[Begin]
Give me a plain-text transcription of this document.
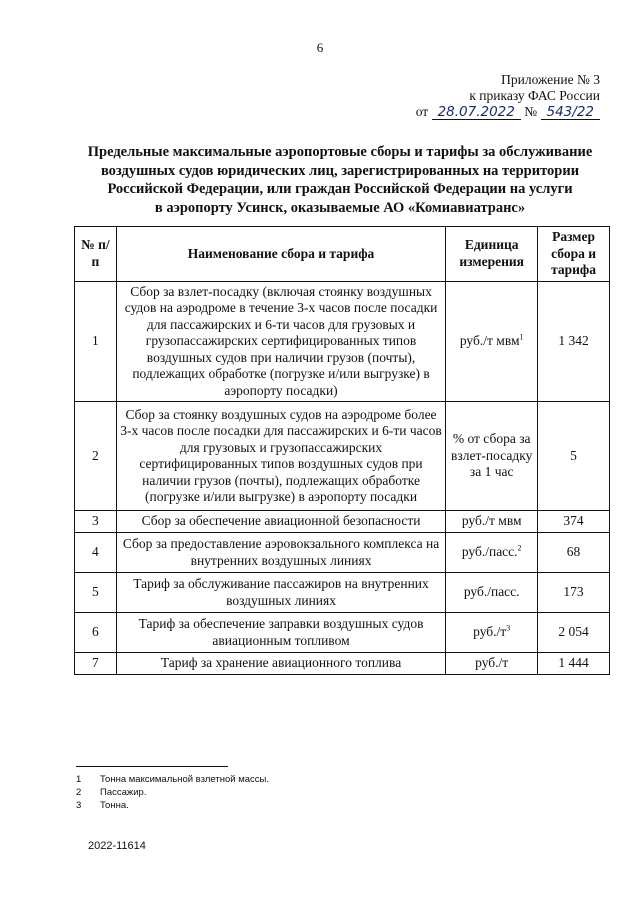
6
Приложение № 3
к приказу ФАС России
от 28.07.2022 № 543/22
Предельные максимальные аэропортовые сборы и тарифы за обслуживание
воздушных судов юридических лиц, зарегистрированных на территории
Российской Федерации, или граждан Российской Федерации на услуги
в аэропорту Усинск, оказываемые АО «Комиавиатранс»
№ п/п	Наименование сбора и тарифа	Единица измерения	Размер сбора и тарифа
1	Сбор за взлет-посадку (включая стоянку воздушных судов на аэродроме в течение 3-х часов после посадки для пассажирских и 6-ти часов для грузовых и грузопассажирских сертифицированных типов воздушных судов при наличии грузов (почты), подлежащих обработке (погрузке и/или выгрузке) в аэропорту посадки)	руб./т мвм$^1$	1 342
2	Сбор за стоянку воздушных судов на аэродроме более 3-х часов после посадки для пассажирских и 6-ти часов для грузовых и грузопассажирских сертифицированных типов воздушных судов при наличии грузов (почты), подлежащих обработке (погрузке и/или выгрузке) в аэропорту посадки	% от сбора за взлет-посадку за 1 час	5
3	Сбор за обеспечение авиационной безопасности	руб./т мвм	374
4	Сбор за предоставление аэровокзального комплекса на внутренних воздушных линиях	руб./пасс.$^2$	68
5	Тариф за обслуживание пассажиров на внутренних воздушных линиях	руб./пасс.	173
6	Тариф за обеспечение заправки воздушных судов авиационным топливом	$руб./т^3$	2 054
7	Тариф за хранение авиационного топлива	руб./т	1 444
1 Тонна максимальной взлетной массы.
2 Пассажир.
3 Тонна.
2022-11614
[End]
[Begin]
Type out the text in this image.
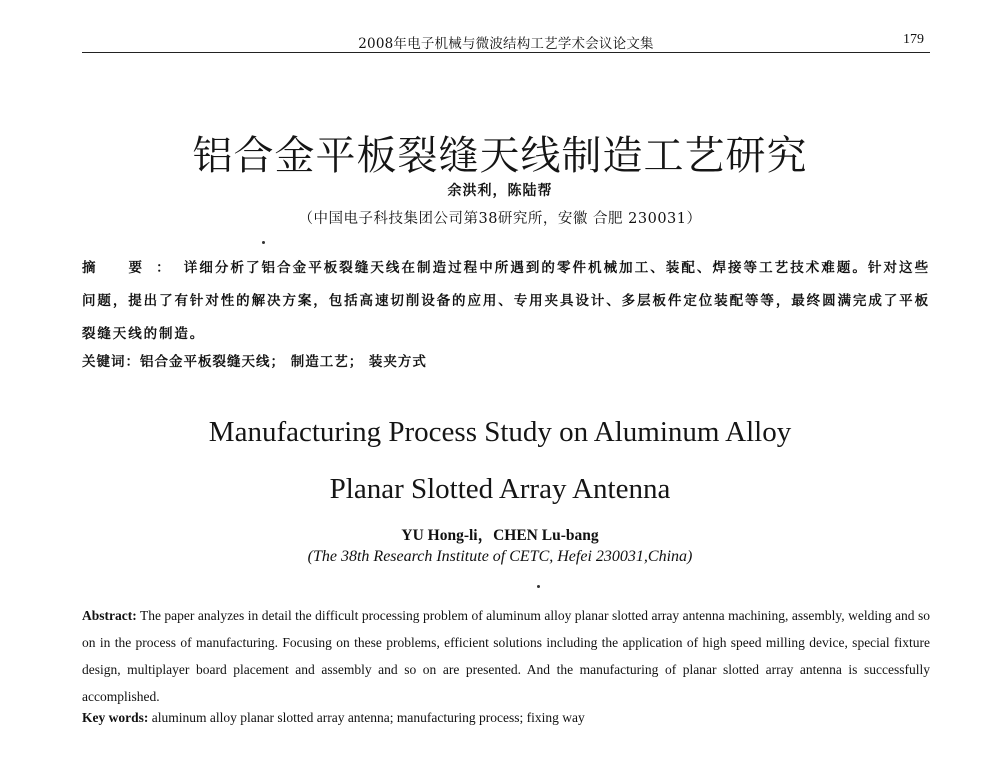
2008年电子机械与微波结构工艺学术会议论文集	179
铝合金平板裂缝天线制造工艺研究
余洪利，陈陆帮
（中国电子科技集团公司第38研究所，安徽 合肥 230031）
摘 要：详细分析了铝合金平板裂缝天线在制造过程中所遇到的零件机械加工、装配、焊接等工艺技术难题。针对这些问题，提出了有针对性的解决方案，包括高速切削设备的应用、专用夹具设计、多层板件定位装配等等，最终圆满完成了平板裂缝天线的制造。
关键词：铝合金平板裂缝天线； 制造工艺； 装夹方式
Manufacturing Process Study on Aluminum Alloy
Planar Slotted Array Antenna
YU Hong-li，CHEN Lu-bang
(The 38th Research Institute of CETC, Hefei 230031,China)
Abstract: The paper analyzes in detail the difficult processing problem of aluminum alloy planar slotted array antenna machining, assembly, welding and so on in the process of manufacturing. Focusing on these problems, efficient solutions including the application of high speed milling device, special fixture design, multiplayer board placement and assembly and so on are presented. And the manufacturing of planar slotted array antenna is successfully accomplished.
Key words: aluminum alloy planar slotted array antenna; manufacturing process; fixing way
[End]
## Given task
Identify the lines in the entries above that contain "грузов", then copy them out.

## Solution for this exercise
1	Сбор за взлет-посадку (включая стоянку воздушных судов на аэродроме в течение 3-х часов после посадки для пассажирских и 6-ти часов для грузовых и грузопассажирских сертифицированных типов воздушных судов при наличии грузов (почты), подлежащих обработке (погрузке и/или выгрузке) в аэропорту посадки)	руб./т мвм$^1$	1 342
2	Сбор за стоянку воздушных судов на аэродроме более 3-х часов после посадки для пассажирских и 6-ти часов для грузовых и грузопассажирских сертифицированных типов воздушных судов при наличии грузов (почты), подлежащих обработке (погрузке и/или выгрузке) в аэропорту посадки	% от сбора за взлет-посадку за 1 час	5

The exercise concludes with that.